Work to be completed: In the entries below, find the lines with the word "Сибирь" and copy them.

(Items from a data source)
▬▬▬▬▬▬▬▬▬▬

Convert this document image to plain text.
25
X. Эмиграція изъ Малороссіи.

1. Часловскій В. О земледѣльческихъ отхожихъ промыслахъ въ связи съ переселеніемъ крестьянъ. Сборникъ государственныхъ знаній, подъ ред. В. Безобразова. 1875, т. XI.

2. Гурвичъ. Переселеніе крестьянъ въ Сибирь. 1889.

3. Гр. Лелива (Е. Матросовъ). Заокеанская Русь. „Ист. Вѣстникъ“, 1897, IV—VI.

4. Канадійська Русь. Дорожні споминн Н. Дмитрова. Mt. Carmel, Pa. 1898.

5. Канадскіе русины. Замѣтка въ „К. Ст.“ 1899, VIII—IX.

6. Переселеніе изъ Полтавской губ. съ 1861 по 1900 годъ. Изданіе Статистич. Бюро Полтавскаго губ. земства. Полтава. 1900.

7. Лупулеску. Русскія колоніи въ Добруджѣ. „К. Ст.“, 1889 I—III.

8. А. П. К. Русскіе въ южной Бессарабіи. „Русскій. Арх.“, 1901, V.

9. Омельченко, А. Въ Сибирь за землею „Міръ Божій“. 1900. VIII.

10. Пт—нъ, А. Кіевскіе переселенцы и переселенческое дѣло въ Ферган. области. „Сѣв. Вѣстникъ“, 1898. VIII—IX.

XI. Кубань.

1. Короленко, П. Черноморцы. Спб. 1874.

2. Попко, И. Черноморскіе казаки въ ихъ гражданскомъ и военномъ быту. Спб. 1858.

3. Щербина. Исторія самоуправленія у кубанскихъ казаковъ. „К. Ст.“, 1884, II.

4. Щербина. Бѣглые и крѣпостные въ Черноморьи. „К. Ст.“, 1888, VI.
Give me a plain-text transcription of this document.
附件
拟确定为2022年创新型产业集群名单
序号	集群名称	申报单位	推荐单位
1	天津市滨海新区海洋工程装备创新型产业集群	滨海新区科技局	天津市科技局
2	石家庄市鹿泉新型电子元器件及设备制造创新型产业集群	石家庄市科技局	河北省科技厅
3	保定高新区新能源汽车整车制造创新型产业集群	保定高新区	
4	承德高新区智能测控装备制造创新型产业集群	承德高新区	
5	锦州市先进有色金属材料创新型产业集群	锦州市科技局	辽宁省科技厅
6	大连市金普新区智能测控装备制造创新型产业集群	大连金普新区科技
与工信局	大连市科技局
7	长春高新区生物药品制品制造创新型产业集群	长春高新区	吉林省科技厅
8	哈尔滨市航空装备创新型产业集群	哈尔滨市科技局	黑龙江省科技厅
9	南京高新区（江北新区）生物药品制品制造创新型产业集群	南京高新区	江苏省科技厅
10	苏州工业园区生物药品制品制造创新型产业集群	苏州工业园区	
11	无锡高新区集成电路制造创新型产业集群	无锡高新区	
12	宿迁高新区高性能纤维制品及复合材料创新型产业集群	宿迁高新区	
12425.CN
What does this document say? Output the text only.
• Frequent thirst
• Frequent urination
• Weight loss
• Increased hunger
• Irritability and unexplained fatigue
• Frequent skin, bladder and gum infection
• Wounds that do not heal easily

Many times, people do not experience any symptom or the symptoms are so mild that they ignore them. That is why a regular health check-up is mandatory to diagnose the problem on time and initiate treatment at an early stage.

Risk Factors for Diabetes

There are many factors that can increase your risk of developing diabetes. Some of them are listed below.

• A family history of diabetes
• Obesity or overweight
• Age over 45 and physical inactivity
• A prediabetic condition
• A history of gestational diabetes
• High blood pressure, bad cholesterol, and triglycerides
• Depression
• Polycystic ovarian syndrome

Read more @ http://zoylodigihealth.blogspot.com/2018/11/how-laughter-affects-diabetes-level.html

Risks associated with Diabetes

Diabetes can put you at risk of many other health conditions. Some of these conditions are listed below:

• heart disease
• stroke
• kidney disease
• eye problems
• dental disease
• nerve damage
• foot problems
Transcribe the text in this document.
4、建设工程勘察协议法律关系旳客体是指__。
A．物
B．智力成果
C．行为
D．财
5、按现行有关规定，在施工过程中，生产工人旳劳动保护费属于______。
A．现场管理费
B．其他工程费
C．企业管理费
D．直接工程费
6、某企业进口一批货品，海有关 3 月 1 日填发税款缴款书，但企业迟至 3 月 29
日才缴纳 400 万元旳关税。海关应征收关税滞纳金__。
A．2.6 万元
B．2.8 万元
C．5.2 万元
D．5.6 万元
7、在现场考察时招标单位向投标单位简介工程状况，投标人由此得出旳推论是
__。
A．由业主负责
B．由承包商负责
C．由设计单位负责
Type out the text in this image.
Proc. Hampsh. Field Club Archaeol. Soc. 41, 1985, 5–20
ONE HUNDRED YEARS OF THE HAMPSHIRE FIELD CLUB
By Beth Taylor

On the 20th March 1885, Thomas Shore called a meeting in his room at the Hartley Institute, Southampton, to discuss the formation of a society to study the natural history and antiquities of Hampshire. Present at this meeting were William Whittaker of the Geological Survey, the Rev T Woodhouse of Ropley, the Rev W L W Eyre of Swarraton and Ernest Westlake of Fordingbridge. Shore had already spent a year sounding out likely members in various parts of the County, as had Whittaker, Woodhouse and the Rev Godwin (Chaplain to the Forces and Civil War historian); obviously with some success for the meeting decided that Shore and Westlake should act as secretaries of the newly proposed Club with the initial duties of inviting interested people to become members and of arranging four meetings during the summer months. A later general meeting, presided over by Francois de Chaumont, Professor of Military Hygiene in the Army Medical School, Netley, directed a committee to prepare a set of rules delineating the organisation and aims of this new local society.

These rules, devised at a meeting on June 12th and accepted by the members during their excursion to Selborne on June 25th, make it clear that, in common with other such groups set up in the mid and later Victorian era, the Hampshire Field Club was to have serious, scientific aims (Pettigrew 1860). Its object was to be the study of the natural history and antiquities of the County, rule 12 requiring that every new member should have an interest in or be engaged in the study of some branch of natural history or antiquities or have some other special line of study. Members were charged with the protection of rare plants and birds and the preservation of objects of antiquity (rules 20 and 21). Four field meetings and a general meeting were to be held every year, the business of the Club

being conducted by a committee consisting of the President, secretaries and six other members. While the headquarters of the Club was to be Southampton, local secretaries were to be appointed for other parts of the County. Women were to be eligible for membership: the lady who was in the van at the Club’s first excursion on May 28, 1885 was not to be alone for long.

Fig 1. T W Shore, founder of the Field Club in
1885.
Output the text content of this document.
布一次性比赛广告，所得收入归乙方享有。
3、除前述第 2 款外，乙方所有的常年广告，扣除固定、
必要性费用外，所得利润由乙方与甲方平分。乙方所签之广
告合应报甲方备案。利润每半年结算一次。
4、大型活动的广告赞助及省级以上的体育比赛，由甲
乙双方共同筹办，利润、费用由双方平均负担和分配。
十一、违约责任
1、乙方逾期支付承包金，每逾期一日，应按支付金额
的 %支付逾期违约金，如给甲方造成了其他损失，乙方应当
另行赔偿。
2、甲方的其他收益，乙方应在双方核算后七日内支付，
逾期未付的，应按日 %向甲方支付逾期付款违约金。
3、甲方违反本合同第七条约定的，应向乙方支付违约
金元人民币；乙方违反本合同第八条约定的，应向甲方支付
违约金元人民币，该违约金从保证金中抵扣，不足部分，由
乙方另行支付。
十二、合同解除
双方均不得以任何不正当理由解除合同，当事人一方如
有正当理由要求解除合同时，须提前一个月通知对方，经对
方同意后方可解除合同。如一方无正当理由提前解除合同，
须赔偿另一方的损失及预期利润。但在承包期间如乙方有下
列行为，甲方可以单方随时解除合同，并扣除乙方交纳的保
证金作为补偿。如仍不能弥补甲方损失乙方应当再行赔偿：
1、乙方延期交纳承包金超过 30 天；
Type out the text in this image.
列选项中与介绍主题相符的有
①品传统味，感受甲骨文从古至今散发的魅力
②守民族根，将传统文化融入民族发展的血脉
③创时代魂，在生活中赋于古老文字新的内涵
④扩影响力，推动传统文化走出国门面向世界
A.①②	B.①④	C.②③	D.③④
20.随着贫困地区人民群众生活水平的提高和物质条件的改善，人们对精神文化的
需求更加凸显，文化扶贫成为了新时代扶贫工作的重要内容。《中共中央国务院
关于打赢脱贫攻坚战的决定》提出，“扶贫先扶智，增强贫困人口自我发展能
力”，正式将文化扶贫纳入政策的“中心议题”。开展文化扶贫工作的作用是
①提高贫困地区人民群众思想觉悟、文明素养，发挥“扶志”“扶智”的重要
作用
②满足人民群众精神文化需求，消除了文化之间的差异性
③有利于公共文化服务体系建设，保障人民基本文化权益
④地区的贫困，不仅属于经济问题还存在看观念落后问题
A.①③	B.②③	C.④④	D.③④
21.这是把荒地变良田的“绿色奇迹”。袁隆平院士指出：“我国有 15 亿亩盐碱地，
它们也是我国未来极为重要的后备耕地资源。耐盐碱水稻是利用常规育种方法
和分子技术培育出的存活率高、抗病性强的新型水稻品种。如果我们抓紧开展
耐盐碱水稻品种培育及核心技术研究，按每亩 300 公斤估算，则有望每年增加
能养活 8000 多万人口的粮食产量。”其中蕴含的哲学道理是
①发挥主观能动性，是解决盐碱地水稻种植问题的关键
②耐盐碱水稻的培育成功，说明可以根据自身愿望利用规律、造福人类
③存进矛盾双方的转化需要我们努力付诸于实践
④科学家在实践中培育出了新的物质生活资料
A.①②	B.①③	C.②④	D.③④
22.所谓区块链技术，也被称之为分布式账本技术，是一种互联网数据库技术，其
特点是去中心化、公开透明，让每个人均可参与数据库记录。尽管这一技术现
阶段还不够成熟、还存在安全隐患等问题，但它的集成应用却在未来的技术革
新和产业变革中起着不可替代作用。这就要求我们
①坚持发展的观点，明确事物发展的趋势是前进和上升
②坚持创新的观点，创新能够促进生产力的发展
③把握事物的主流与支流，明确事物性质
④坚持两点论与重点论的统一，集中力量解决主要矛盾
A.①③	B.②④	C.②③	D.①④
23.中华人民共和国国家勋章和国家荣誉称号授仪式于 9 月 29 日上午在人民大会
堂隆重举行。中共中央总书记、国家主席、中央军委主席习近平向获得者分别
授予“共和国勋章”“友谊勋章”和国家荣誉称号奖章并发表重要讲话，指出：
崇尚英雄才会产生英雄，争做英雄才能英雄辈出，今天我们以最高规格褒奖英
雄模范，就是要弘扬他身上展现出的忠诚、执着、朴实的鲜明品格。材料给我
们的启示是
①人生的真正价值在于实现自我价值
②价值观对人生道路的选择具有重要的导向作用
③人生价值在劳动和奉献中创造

▬▬▬▬▬▬▬▬▬▬

Exercise output:
2. Гурвичъ. Переселеніе крестьянъ въ Сибирь. 1889.
9. Омельченко, А. Въ Сибирь за землею „Міръ Божій“. 1900. VIII.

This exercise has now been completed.